__TASK GOAL__: Check each line of the entries below for the string "marker" and state how many lines have it, with no other text.

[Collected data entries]
_ _ _ _ _ _ _
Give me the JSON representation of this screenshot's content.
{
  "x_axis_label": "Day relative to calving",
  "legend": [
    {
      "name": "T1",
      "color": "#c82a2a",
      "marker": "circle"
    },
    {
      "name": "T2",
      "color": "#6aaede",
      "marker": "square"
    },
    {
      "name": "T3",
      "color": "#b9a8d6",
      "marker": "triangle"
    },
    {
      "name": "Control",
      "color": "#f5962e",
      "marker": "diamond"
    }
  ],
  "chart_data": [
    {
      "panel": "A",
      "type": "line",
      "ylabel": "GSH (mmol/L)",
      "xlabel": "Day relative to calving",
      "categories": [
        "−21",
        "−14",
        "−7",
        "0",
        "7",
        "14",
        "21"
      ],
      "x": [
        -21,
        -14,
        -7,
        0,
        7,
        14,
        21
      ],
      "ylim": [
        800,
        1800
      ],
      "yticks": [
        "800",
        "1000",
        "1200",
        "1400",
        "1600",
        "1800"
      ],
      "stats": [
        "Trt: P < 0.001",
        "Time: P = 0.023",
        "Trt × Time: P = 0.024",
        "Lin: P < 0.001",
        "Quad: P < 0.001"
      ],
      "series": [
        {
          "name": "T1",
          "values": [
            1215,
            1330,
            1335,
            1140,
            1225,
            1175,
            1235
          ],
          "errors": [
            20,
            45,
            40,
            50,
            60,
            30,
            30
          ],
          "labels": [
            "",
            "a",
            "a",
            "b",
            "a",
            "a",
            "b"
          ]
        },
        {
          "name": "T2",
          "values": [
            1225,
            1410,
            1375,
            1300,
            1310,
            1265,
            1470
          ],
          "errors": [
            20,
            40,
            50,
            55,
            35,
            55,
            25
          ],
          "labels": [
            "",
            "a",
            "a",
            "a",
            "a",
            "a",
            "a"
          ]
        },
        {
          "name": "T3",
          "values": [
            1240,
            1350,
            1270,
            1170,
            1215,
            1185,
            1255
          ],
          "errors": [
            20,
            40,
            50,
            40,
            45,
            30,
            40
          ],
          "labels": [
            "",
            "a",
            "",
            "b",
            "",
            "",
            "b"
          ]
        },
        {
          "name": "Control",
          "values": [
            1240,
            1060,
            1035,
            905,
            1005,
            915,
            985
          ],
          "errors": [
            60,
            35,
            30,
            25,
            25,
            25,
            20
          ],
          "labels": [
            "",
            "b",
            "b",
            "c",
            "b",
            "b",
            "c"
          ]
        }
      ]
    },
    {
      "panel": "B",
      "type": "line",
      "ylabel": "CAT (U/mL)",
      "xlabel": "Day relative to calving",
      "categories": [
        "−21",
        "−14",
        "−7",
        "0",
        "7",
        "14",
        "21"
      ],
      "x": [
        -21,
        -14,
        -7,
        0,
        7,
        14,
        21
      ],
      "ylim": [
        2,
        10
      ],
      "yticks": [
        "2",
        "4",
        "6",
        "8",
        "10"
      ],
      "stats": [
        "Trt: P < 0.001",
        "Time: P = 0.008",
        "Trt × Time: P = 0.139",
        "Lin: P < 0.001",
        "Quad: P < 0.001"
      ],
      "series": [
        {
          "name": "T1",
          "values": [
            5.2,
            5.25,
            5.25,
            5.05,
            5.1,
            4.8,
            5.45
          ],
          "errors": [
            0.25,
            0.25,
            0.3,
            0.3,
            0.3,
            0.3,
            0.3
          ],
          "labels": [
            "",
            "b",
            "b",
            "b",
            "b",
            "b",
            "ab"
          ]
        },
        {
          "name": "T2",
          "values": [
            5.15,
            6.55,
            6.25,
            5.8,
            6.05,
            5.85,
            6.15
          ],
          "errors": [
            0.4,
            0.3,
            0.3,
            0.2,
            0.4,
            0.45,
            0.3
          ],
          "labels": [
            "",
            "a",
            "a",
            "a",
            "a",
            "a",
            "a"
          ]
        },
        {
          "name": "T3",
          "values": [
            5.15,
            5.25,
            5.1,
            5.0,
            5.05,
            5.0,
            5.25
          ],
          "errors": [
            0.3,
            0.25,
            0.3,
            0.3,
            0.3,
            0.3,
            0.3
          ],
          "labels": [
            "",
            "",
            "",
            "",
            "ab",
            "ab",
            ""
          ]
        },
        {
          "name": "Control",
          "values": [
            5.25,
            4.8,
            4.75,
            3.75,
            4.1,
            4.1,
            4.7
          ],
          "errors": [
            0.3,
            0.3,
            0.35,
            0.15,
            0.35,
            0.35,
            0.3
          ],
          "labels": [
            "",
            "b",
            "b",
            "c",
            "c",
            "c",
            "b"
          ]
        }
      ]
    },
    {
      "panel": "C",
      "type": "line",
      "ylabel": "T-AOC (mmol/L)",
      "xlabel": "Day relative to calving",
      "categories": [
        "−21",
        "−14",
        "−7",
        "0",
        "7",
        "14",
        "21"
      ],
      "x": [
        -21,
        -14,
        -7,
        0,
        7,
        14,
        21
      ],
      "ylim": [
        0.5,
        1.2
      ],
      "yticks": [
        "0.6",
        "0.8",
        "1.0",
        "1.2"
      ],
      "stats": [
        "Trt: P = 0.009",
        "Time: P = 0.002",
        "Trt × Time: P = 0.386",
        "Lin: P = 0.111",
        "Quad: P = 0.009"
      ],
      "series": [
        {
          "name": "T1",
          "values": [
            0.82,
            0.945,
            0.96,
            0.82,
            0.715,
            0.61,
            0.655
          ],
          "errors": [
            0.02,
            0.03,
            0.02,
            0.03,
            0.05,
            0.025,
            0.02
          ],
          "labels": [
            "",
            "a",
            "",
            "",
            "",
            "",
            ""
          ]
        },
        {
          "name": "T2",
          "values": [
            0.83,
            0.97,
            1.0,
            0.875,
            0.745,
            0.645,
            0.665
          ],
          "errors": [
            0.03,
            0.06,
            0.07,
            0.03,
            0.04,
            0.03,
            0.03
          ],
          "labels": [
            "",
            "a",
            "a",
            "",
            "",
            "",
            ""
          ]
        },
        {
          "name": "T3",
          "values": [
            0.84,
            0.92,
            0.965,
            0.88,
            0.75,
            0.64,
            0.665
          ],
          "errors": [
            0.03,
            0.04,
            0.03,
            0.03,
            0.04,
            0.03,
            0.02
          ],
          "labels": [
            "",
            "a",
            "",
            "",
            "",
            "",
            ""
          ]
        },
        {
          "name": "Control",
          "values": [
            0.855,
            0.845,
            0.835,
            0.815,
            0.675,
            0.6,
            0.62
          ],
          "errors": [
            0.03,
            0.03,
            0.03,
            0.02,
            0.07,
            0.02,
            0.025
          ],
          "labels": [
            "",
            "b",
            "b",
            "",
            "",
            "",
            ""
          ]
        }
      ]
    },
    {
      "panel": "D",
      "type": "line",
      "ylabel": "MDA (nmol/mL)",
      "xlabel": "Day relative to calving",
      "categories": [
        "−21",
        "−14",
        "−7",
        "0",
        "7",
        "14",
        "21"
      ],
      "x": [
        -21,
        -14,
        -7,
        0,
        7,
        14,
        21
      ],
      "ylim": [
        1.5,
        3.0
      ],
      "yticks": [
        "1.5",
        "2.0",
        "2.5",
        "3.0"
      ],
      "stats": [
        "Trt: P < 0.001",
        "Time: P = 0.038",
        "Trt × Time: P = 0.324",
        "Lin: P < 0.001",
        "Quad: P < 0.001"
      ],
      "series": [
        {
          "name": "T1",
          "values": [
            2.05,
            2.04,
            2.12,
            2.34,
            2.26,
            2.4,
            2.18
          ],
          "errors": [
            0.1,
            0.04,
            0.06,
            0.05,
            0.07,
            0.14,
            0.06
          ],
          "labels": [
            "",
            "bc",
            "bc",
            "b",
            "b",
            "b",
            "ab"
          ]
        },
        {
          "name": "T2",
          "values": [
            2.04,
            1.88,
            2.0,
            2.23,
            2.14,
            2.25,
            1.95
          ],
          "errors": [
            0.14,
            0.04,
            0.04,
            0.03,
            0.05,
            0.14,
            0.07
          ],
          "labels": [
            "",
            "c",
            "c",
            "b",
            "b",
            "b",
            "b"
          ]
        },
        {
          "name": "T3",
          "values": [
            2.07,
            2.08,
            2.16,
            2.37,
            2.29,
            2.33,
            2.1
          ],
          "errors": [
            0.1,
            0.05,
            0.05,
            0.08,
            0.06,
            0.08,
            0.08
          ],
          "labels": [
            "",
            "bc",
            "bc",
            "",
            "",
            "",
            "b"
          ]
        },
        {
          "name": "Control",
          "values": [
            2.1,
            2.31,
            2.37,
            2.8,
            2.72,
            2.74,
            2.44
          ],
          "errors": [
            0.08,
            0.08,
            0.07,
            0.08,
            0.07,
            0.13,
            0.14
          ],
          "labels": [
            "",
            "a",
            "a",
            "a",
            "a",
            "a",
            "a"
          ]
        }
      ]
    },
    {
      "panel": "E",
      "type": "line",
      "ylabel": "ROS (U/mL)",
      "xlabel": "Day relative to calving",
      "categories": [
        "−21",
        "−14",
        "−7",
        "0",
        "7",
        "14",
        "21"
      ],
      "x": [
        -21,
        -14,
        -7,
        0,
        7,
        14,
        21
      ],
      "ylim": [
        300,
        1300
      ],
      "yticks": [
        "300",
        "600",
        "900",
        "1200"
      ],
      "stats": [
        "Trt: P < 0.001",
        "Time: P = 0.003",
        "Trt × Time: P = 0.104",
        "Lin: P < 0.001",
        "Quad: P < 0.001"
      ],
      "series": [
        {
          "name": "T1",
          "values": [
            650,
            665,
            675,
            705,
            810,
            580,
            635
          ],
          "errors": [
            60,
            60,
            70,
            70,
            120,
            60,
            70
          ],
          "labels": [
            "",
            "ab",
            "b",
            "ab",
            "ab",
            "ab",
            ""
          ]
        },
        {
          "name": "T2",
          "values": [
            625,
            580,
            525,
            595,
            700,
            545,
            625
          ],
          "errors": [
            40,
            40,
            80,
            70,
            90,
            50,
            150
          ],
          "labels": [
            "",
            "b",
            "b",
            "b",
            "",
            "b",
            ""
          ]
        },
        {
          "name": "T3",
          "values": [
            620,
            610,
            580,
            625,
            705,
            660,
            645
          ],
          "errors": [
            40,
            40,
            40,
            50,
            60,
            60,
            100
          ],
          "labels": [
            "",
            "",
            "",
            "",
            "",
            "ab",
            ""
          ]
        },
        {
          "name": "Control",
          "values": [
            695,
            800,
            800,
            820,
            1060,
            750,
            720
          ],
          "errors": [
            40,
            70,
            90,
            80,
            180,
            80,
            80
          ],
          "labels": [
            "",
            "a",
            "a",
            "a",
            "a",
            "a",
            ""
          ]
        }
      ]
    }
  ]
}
_ _ _ _ _ _ _
__EXERCISE SOLUTION__: 4